Using the listing below, give the number of lines where "заместителем" appears, and nothing else.

[Begin]

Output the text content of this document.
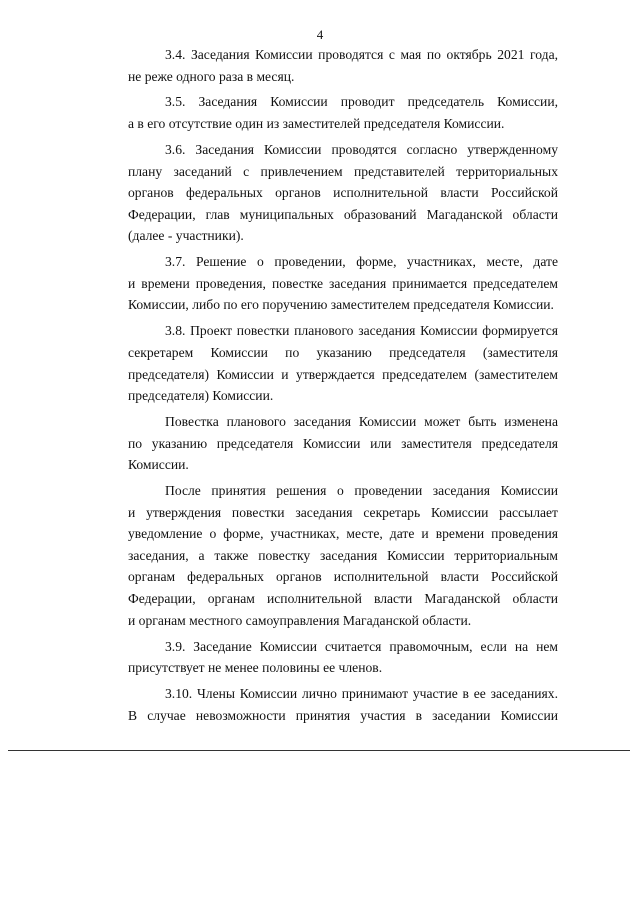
4

3.4. Заседания Комиссии проводятся с мая по октябрь 2021 года,
не реже одного раза в месяц.

3.5. Заседания Комиссии проводит председатель Комиссии,
а в его отсутствие один из заместителей председателя Комиссии.

3.6. Заседания Комиссии проводятся согласно утвержденному
плану заседаний с привлечением представителей территориальных
органов федеральных органов исполнительной власти Российской
Федерации, глав муниципальных образований Магаданской области
(далее - участники).

3.7. Решение о проведении, форме, участниках, месте, дате
и времени проведения, повестке заседания принимается председателем
Комиссии, либо по его поручению заместителем председателя Комиссии.

3.8. Проект повестки планового заседания Комиссии формируется
секретарем Комиссии по указанию председателя (заместителя
председателя) Комиссии и утверждается председателем (заместителем
председателя) Комиссии.

Повестка планового заседания Комиссии может быть изменена
по указанию председателя Комиссии или заместителя председателя
Комиссии.

После принятия решения о проведении заседания Комиссии
и утверждения повестки заседания секретарь Комиссии рассылает
уведомление о форме, участниках, месте, дате и времени проведения
заседания, а также повестку заседания Комиссии территориальным
органам федеральных органов исполнительной власти Российской
Федерации, органам исполнительной власти Магаданской области
и органам местного самоуправления Магаданской области.

3.9. Заседание Комиссии считается правомочным, если на нем
присутствует не менее половины ее членов.

3.10. Члены Комиссии лично принимают участие в ее заседаниях.
В случае невозможности принятия участия в заседании Комиссии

[End]

• _Written reply_
2